- [Exercise] Pictures do not belong in the copy; quote every entry below exactly.

- [Task material]
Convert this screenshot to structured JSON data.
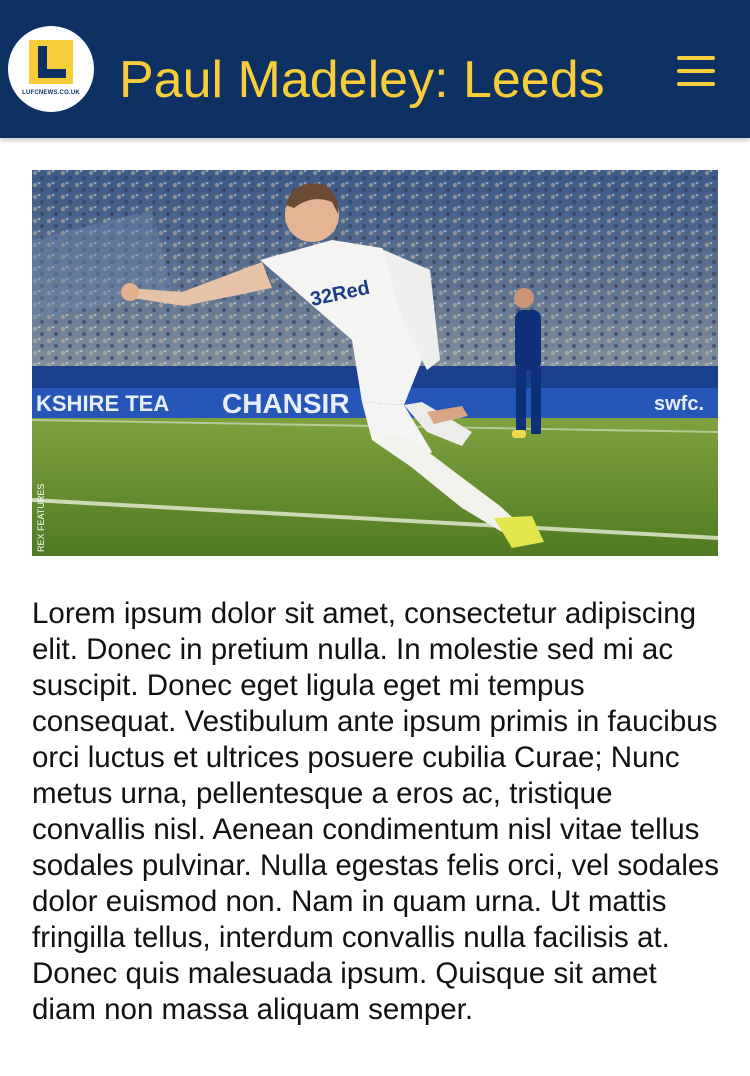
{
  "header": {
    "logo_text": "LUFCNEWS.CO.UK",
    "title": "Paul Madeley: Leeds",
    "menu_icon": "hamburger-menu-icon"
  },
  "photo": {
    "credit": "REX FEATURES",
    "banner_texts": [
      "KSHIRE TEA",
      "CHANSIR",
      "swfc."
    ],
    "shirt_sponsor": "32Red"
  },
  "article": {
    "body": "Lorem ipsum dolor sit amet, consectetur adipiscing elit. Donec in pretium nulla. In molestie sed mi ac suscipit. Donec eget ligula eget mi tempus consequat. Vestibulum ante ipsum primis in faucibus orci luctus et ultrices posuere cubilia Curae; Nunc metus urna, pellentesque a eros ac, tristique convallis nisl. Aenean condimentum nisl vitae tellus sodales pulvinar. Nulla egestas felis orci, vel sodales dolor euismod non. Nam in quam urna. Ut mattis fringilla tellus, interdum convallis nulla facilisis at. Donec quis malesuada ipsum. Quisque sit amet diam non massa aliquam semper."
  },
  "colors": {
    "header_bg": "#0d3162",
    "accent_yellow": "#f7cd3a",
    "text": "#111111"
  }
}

- [Solution for this exercise]
Convert this screenshot to structured JSON data.
{
  "header": {
    "logo_text": "LUFCNEWS.CO.UK",
    "title": "Paul Madeley: Leeds",
    "menu_icon": "hamburger-menu-icon"
  },
  "photo": {
    "credit": "REX FEATURES",
    "banner_texts": [
      "KSHIRE TEA",
      "CHANSIR",
      "swfc."
    ],
    "shirt_sponsor": "32Red"
  },
  "article": {
    "body": "Lorem ipsum dolor sit amet, consectetur adipiscing elit. Donec in pretium nulla. In molestie sed mi ac suscipit. Donec eget ligula eget mi tempus consequat. Vestibulum ante ipsum primis in faucibus orci luctus et ultrices posuere cubilia Curae; Nunc metus urna, pellentesque a eros ac, tristique convallis nisl. Aenean condimentum nisl vitae tellus sodales pulvinar. Nulla egestas felis orci, vel sodales dolor euismod non. Nam in quam urna. Ut mattis fringilla tellus, interdum convallis nulla facilisis at. Donec quis malesuada ipsum. Quisque sit amet diam non massa aliquam semper."
  },
  "colors": {
    "header_bg": "#0d3162",
    "accent_yellow": "#f7cd3a",
    "text": "#111111"
  }
}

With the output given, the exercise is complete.